------ RECORDS FOR THE EXERCISE
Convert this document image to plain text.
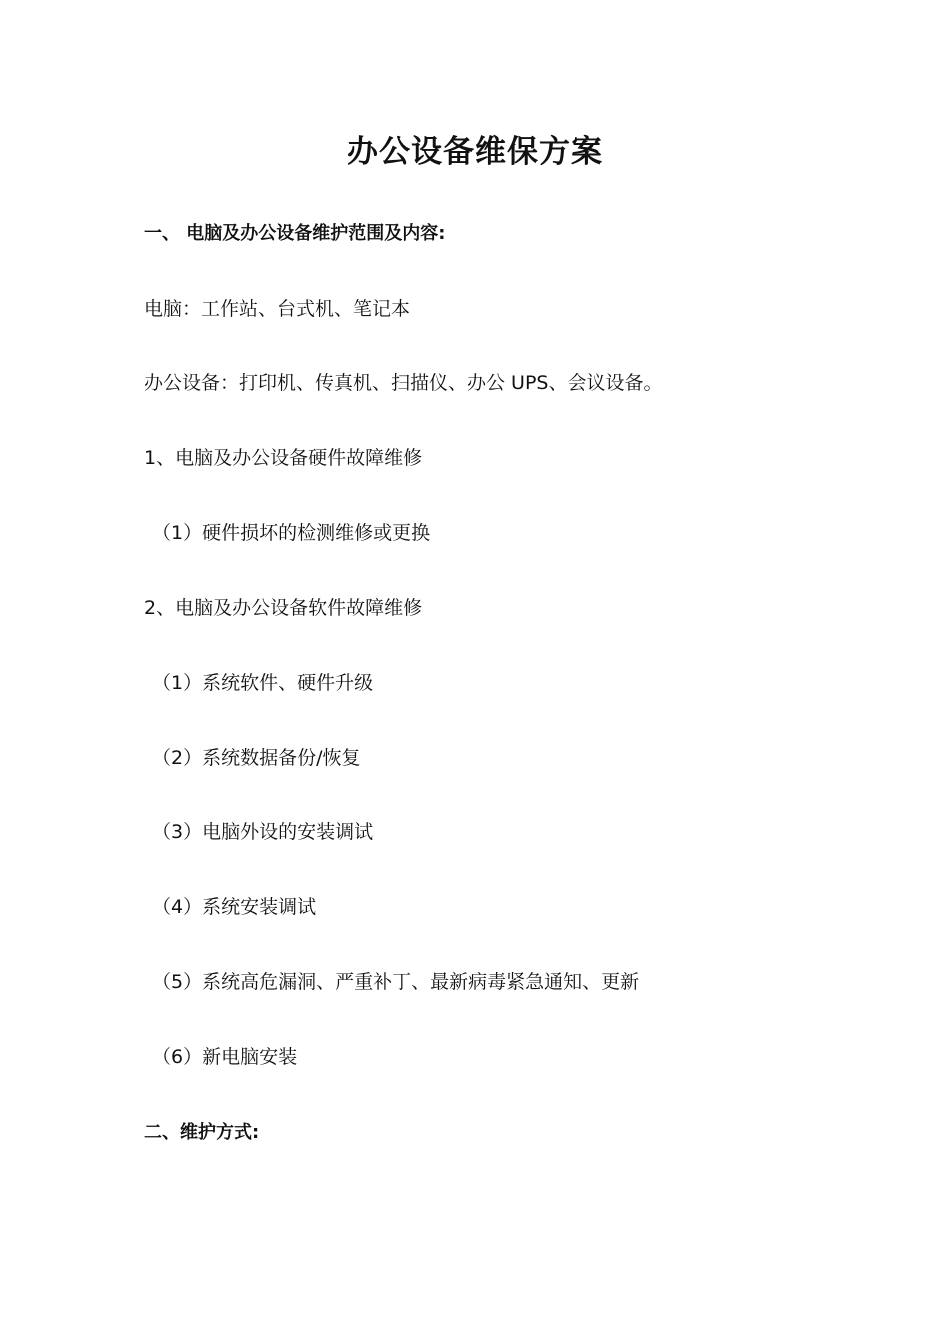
办公设备维保方案
一、 电脑及办公设备维护范围及内容:
电脑：工作站、台式机、笔记本
办公设备：打印机、传真机、扫描仪、办公 UPS、会议设备。
1、电脑及办公设备硬件故障维修
（1）硬件损坏的检测维修或更换
2、电脑及办公设备软件故障维修
（1）系统软件、硬件升级
（2）系统数据备份/恢复
（3）电脑外设的安装调试
（4）系统安装调试
（5）系统高危漏洞、严重补丁、最新病毒紧急通知、更新
（6）新电脑安装
二、维护方式:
------------
◆ **PROBLEM TO WORK ON**:
Your task is to retype all the entries exactly and leave out any pictures.

◆ **ANSWER TO THIS TASK**:
Convert this document image to plain text.
办公设备维保方案
一、 电脑及办公设备维护范围及内容:
电脑：工作站、台式机、笔记本
办公设备：打印机、传真机、扫描仪、办公 UPS、会议设备。
1、电脑及办公设备硬件故障维修
（1）硬件损坏的检测维修或更换
2、电脑及办公设备软件故障维修
（1）系统软件、硬件升级
（2）系统数据备份/恢复
（3）电脑外设的安装调试
（4）系统安装调试
（5）系统高危漏洞、严重补丁、最新病毒紧急通知、更新
（6）新电脑安装
二、维护方式:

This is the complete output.